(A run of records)
================

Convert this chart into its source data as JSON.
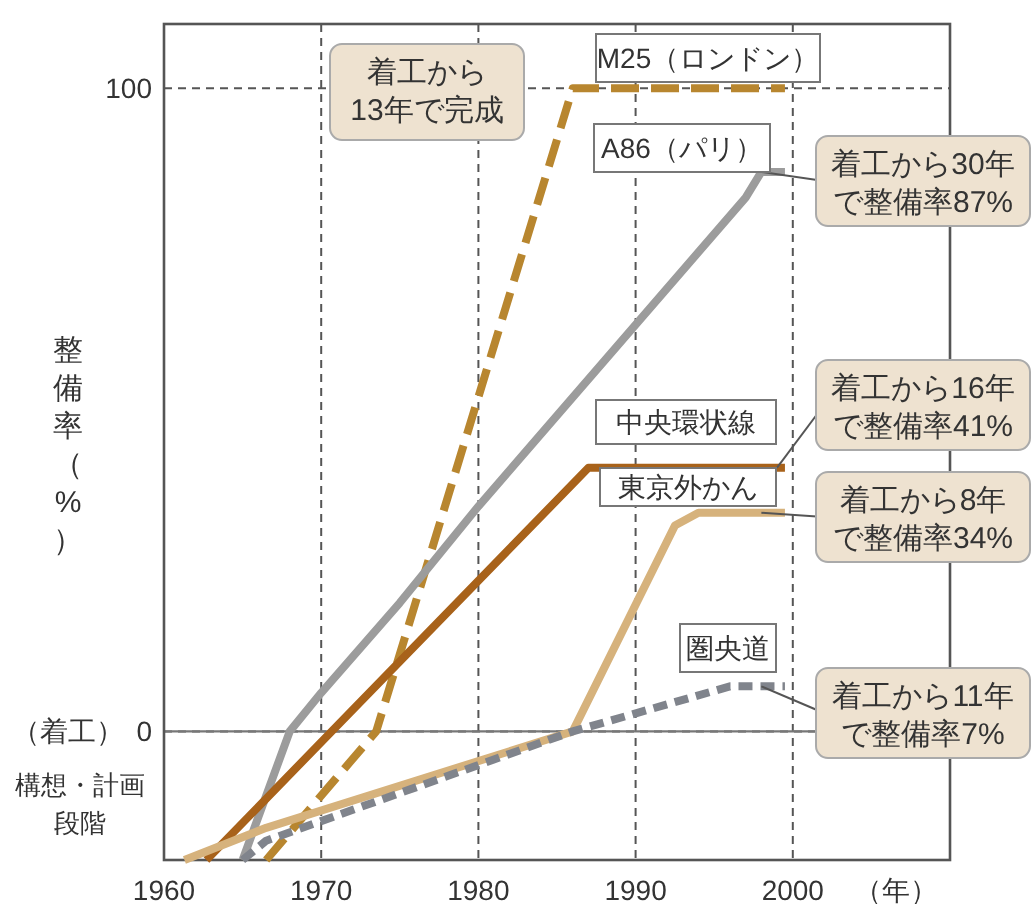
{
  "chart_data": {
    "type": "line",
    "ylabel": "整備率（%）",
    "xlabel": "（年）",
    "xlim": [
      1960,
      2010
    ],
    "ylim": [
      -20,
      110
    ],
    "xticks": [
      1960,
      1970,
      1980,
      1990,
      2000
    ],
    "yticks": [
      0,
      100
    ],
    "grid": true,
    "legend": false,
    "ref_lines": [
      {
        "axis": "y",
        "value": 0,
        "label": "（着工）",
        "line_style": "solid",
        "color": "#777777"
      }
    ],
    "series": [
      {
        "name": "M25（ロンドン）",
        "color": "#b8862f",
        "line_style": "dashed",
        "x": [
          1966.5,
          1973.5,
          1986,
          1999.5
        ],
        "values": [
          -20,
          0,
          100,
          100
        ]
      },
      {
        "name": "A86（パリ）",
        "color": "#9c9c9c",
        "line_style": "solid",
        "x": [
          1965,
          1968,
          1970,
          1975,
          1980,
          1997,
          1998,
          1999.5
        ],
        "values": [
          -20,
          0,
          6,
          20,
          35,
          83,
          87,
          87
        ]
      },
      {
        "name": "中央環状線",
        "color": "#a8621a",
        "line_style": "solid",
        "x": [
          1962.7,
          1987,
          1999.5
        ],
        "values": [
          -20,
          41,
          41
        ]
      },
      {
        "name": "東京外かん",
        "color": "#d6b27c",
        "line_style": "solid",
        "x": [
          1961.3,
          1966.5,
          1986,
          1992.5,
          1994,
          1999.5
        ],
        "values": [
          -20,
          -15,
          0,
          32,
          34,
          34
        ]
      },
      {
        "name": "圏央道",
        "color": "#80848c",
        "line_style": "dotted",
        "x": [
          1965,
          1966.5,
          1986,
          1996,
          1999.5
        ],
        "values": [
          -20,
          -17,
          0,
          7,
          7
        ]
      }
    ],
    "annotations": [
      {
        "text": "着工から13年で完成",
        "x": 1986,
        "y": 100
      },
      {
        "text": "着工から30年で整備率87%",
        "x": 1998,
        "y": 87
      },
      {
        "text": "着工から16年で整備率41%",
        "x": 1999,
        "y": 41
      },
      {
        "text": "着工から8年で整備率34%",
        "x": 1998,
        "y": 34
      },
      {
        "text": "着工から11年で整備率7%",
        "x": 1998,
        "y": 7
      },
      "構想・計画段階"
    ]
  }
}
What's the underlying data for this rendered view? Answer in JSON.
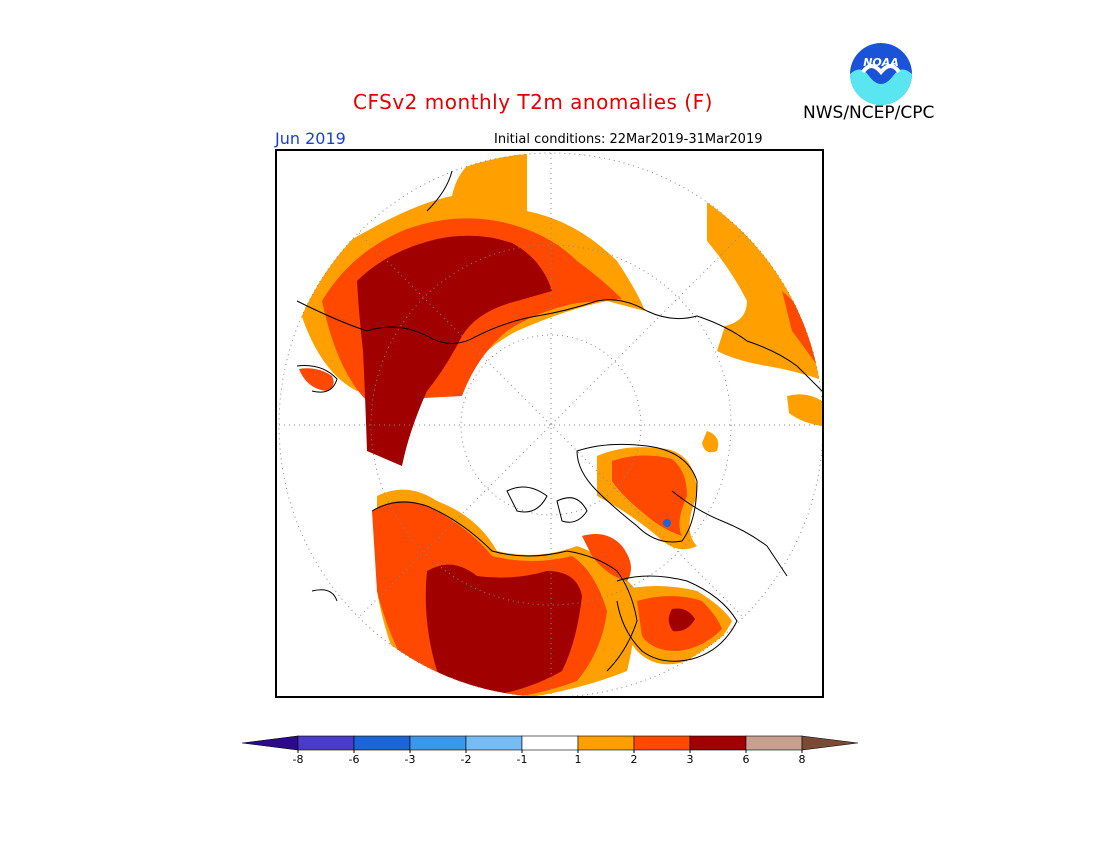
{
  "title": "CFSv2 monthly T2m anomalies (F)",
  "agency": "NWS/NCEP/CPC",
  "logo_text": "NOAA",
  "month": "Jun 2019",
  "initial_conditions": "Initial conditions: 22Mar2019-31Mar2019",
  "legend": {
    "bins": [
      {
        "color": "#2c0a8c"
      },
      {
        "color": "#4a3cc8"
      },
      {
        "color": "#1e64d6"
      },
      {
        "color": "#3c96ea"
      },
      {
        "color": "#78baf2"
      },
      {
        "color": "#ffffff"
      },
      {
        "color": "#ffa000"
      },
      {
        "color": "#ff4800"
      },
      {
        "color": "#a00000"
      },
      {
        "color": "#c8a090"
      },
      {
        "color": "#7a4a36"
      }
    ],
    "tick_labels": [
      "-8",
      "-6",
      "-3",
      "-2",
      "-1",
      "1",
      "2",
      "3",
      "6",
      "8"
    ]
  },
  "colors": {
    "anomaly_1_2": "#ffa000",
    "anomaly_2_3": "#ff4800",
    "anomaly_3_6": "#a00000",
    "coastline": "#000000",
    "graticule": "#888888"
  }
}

================

Exactly reproduce each record, leaving out any pictures.

Convert this chart into its source data as JSON.
{
  "chart_data": {
    "type": "line",
    "ylabel": "整備率（%）",
    "xlabel": "（年）",
    "xlim": [
      1960,
      2010
    ],
    "ylim": [
      -20,
      110
    ],
    "xticks": [
      1960,
      1970,
      1980,
      1990,
      2000
    ],
    "yticks": [
      0,
      100
    ],
    "grid": true,
    "legend": false,
    "ref_lines": [
      {
        "axis": "y",
        "value": 0,
        "label": "（着工）",
        "line_style": "solid",
        "color": "#777777"
      }
    ],
    "series": [
      {
        "name": "M25（ロンドン）",
        "color": "#b8862f",
        "line_style": "dashed",
        "x": [
          1966.5,
          1973.5,
          1986,
          1999.5
        ],
        "values": [
          -20,
          0,
          100,
          100
        ]
      },
      {
        "name": "A86（パリ）",
        "color": "#9c9c9c",
        "line_style": "solid",
        "x": [
          1965,
          1968,
          1970,
          1975,
          1980,
          1997,
          1998,
          1999.5
        ],
        "values": [
          -20,
          0,
          6,
          20,
          35,
          83,
          87,
          87
        ]
      },
      {
        "name": "中央環状線",
        "color": "#a8621a",
        "line_style": "solid",
        "x": [
          1962.7,
          1987,
          1999.5
        ],
        "values": [
          -20,
          41,
          41
        ]
      },
      {
        "name": "東京外かん",
        "color": "#d6b27c",
        "line_style": "solid",
        "x": [
          1961.3,
          1966.5,
          1986,
          1992.5,
          1994,
          1999.5
        ],
        "values": [
          -20,
          -15,
          0,
          32,
          34,
          34
        ]
      },
      {
        "name": "圏央道",
        "color": "#80848c",
        "line_style": "dotted",
        "x": [
          1965,
          1966.5,
          1986,
          1996,
          1999.5
        ],
        "values": [
          -20,
          -17,
          0,
          7,
          7
        ]
      }
    ],
    "annotations": [
      {
        "text": "着工から13年で完成",
        "x": 1986,
        "y": 100
      },
      {
        "text": "着工から30年で整備率87%",
        "x": 1998,
        "y": 87
      },
      {
        "text": "着工から16年で整備率41%",
        "x": 1999,
        "y": 41
      },
      {
        "text": "着工から8年で整備率34%",
        "x": 1998,
        "y": 34
      },
      {
        "text": "着工から11年で整備率7%",
        "x": 1998,
        "y": 7
      },
      "構想・計画段階"
    ]
  }
}
What's the underlying data for this rendered view? Answer in JSON.
{
  "title": "CFSv2 monthly T2m anomalies (F)",
  "agency": "NWS/NCEP/CPC",
  "logo_text": "NOAA",
  "month": "Jun 2019",
  "initial_conditions": "Initial conditions: 22Mar2019-31Mar2019",
  "legend": {
    "bins": [
      {
        "color": "#2c0a8c"
      },
      {
        "color": "#4a3cc8"
      },
      {
        "color": "#1e64d6"
      },
      {
        "color": "#3c96ea"
      },
      {
        "color": "#78baf2"
      },
      {
        "color": "#ffffff"
      },
      {
        "color": "#ffa000"
      },
      {
        "color": "#ff4800"
      },
      {
        "color": "#a00000"
      },
      {
        "color": "#c8a090"
      },
      {
        "color": "#7a4a36"
      }
    ],
    "tick_labels": [
      "-8",
      "-6",
      "-3",
      "-2",
      "-1",
      "1",
      "2",
      "3",
      "6",
      "8"
    ]
  },
  "colors": {
    "anomaly_1_2": "#ffa000",
    "anomaly_2_3": "#ff4800",
    "anomaly_3_6": "#a00000",
    "coastline": "#000000",
    "graticule": "#888888"
  }
}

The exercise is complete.